— start Stored data —

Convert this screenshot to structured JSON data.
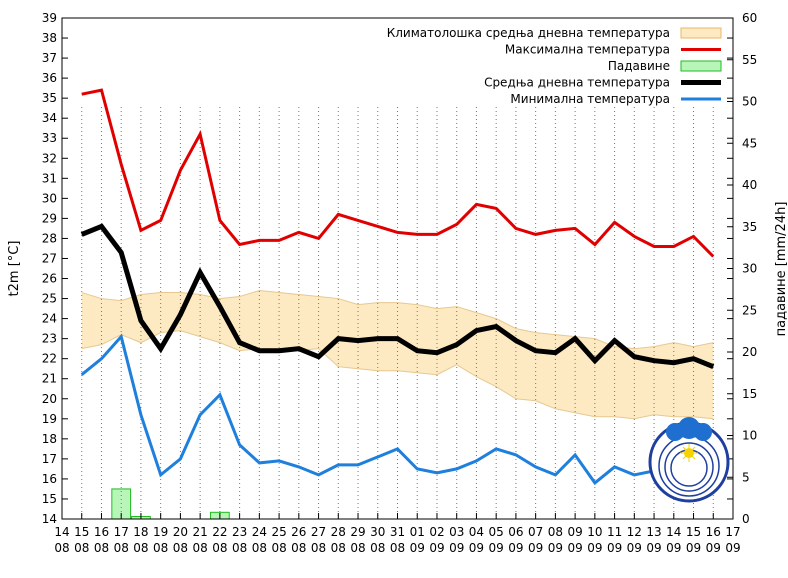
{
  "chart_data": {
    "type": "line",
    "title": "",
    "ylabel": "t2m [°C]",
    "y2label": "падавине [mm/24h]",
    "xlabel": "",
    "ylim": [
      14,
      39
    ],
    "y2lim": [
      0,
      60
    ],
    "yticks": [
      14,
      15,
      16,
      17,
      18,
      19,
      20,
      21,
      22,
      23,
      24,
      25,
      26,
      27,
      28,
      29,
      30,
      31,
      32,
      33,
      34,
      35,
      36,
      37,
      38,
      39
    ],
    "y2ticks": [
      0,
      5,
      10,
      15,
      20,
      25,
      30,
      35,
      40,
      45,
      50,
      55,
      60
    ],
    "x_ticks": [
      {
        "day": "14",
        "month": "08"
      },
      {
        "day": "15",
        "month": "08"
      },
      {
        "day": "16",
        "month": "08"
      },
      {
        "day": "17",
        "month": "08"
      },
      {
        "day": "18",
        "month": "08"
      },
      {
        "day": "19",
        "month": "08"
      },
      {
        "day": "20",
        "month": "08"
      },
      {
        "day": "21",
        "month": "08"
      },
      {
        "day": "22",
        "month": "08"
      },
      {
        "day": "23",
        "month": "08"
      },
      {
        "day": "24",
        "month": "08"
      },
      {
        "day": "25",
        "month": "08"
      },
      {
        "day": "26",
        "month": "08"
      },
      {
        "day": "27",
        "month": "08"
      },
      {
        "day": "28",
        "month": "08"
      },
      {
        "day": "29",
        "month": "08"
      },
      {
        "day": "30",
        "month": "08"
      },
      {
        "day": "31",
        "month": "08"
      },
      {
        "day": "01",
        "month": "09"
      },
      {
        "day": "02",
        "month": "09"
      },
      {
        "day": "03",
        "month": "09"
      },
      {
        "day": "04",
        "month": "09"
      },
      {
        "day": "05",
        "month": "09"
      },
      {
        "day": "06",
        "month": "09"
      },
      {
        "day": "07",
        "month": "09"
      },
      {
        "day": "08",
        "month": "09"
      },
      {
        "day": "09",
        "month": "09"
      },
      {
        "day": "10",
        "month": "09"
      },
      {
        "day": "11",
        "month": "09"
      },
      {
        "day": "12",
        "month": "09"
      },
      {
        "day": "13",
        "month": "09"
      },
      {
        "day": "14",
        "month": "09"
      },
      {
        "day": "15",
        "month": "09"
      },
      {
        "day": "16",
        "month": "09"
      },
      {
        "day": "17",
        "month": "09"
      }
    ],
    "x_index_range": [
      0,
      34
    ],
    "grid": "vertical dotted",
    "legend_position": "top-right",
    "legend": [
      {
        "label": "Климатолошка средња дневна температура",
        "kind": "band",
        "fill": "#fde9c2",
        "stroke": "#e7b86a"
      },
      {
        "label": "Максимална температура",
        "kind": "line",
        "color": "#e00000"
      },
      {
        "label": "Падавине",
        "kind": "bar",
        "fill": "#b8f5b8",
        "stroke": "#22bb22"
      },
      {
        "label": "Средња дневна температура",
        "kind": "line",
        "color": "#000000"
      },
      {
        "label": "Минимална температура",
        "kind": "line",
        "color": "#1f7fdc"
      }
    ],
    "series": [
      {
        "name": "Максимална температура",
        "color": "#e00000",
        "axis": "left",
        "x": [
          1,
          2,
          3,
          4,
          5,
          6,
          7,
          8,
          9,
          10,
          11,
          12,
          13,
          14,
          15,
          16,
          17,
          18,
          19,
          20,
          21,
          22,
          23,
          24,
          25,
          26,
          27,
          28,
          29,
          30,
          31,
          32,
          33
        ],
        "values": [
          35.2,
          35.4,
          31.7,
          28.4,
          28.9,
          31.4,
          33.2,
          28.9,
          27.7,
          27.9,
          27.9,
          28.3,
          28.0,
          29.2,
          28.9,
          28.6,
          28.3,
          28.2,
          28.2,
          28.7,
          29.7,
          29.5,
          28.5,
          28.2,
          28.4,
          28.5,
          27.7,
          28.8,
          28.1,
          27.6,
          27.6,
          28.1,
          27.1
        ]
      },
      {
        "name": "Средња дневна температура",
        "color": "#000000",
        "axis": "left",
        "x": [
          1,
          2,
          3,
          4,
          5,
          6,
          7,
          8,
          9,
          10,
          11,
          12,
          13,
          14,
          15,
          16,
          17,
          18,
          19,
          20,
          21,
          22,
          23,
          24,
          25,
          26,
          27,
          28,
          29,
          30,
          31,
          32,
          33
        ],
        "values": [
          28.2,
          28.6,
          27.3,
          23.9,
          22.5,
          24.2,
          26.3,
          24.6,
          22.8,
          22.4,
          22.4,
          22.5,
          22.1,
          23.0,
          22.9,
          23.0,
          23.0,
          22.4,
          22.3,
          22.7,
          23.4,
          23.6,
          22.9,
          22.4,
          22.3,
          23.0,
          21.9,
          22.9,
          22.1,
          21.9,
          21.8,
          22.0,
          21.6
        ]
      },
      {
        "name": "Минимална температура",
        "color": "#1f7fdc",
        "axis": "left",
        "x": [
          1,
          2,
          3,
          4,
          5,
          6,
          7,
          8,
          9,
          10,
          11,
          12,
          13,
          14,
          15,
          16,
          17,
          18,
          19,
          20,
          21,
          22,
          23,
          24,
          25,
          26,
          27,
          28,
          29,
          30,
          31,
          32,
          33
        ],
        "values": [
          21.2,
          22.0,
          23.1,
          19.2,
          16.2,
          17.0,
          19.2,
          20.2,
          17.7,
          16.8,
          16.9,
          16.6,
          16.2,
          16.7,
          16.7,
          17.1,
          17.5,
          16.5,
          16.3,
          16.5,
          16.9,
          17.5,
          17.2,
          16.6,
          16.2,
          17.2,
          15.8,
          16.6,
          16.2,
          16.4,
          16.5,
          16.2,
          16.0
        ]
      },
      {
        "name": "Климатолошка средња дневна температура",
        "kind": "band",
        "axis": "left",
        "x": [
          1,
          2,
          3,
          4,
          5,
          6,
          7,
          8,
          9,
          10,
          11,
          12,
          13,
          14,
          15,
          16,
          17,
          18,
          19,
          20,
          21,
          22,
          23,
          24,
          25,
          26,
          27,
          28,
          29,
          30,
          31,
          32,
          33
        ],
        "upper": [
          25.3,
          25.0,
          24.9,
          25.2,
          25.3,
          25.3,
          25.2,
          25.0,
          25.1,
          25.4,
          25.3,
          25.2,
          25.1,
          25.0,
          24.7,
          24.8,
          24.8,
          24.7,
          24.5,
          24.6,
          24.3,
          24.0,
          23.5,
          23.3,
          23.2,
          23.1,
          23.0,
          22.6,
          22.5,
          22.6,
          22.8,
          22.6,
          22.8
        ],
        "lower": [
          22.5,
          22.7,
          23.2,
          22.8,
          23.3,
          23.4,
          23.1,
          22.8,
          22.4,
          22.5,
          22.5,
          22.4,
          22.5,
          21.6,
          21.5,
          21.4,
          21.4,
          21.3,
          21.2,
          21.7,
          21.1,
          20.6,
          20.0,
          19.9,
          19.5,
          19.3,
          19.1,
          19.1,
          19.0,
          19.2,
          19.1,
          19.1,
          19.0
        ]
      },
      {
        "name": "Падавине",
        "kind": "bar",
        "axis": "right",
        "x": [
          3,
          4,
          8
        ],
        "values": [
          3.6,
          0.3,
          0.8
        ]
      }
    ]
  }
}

— end Stored data —
— start Stored data —

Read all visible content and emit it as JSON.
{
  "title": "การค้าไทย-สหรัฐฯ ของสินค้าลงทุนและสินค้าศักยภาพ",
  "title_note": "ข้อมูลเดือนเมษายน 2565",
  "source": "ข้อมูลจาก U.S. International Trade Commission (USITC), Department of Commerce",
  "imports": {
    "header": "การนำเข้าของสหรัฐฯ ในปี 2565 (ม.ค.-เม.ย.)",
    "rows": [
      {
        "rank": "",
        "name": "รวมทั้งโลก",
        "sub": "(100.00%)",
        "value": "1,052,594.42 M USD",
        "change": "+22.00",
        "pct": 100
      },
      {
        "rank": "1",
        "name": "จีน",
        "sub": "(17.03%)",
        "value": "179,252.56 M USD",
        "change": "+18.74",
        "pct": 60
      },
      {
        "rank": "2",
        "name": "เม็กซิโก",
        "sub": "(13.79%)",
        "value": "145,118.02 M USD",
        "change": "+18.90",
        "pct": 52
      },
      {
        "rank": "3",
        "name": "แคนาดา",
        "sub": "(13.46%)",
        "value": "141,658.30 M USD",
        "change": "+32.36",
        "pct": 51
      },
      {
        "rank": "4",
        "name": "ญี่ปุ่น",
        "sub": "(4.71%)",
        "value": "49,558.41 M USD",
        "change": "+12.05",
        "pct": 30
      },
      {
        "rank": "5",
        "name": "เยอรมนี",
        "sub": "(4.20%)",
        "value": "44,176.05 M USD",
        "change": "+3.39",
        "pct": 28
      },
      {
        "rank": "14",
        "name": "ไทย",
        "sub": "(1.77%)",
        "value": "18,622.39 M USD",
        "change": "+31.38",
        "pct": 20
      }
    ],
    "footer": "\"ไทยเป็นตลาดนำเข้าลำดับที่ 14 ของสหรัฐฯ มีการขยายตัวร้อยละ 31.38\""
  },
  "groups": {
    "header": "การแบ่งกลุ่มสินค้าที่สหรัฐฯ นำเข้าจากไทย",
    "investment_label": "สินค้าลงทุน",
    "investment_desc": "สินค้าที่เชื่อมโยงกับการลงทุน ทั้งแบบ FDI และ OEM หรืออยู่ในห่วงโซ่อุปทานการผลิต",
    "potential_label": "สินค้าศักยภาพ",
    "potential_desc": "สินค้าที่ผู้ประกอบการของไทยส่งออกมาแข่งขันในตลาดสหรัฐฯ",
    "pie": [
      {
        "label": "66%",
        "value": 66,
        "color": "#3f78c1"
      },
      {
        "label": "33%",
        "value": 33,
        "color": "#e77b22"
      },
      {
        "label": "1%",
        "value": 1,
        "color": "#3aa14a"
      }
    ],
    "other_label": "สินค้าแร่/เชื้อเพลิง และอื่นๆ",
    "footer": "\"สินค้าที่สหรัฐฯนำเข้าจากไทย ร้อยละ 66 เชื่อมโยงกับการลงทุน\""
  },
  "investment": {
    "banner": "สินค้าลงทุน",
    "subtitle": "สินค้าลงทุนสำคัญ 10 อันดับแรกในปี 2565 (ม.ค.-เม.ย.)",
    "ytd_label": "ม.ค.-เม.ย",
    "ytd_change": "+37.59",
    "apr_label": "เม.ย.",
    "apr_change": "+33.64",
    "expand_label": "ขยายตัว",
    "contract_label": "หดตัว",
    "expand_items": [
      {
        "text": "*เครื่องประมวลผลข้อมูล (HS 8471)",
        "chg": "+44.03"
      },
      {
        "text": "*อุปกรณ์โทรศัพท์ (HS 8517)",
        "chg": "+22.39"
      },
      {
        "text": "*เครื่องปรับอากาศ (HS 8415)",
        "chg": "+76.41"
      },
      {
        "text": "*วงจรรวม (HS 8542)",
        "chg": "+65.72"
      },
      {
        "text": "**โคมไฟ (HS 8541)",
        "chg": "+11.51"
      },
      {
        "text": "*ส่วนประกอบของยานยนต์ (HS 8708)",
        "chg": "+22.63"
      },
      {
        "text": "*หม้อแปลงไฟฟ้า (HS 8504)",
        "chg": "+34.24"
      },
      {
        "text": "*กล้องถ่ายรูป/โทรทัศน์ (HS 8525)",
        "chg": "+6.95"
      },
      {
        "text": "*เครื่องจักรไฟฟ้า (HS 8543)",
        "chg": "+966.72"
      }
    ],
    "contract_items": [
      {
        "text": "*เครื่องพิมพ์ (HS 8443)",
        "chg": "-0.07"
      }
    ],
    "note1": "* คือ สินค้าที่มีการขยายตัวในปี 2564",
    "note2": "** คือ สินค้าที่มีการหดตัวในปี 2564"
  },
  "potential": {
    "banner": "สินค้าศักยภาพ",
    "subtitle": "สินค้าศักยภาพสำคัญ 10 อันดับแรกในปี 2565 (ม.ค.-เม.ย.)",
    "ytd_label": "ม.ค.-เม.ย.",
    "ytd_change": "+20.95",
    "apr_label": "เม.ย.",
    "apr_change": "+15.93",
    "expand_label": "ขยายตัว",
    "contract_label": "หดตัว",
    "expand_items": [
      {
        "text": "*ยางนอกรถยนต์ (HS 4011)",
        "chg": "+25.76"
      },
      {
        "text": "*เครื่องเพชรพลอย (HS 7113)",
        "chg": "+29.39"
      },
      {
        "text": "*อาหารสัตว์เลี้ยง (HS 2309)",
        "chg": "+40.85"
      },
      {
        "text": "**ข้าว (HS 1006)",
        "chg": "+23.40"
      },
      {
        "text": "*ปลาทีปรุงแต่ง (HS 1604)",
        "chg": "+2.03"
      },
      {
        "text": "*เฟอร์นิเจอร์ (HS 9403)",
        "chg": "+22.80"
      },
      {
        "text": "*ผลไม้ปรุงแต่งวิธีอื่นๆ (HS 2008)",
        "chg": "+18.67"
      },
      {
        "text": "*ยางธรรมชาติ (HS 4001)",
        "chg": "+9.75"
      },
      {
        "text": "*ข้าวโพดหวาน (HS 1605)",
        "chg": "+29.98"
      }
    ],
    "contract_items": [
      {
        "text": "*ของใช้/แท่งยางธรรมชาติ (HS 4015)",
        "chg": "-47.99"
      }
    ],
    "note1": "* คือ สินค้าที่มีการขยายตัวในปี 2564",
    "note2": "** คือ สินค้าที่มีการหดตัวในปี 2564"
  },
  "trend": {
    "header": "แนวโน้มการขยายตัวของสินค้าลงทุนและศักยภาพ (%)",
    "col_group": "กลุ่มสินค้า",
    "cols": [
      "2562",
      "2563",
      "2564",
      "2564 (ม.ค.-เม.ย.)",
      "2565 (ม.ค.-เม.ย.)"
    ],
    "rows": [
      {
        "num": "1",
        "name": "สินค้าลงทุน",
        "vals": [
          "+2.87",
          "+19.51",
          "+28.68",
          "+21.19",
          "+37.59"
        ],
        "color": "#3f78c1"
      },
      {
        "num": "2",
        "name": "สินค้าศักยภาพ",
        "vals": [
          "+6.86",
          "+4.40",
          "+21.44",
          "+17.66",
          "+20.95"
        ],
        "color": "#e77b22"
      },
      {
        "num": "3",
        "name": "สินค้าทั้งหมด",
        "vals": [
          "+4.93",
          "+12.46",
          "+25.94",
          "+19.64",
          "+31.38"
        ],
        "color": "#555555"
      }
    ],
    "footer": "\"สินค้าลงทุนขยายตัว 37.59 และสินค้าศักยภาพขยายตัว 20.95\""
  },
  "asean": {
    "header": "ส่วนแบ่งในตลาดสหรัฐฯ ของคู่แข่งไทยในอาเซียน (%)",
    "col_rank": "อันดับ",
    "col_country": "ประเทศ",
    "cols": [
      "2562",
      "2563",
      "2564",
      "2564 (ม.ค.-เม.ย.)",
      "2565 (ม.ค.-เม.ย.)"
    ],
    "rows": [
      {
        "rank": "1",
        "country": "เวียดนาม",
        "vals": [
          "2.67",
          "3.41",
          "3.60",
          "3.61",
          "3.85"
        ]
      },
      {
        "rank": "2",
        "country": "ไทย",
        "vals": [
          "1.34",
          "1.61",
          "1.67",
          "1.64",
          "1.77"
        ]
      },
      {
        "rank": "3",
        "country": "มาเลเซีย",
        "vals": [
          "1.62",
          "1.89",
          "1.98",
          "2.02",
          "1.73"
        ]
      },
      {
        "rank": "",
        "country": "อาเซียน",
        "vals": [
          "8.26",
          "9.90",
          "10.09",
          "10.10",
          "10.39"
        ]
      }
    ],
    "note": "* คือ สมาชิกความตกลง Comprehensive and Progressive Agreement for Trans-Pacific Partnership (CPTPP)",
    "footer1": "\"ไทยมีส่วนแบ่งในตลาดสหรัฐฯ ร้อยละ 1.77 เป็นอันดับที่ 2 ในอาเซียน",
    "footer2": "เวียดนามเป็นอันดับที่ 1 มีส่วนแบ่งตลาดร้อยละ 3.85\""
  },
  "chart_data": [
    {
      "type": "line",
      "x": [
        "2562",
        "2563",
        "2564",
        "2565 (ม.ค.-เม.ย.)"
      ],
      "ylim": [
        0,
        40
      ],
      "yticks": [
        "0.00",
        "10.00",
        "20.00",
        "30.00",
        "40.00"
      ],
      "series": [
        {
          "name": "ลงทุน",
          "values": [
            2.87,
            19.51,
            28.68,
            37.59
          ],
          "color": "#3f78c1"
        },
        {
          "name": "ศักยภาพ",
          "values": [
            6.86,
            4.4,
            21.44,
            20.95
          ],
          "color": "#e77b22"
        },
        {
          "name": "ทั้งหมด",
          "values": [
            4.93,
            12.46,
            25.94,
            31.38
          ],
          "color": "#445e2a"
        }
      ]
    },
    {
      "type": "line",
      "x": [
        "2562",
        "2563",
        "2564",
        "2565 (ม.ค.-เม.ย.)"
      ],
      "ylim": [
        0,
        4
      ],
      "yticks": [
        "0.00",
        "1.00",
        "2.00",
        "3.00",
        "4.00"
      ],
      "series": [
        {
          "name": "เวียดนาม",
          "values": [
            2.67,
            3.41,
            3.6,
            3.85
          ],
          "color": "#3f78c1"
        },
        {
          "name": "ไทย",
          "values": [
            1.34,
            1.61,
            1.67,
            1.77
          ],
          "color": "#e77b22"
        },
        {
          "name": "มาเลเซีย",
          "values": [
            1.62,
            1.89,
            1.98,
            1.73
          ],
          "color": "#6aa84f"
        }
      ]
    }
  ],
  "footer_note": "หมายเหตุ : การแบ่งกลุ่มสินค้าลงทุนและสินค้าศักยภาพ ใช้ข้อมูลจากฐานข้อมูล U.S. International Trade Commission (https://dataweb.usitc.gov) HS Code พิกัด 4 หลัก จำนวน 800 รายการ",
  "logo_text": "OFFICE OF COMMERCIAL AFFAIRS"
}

— end Stored data —

Request
Copy every single line of the material above that holds "Trade".

Written answer
  "source": "ข้อมูลจาก U.S. International Trade Commission (USITC), Department of Commerce",
  "footer_note": "หมายเหตุ : การแบ่งกลุ่มสินค้าลงทุนและสินค้าศักยภาพ ใช้ข้อมูลจากฐานข้อมูล U.S. International Trade Commission (https://dataweb.usitc.gov) HS Code พิกัด 4 หลัก จำนวน 800 รายการ",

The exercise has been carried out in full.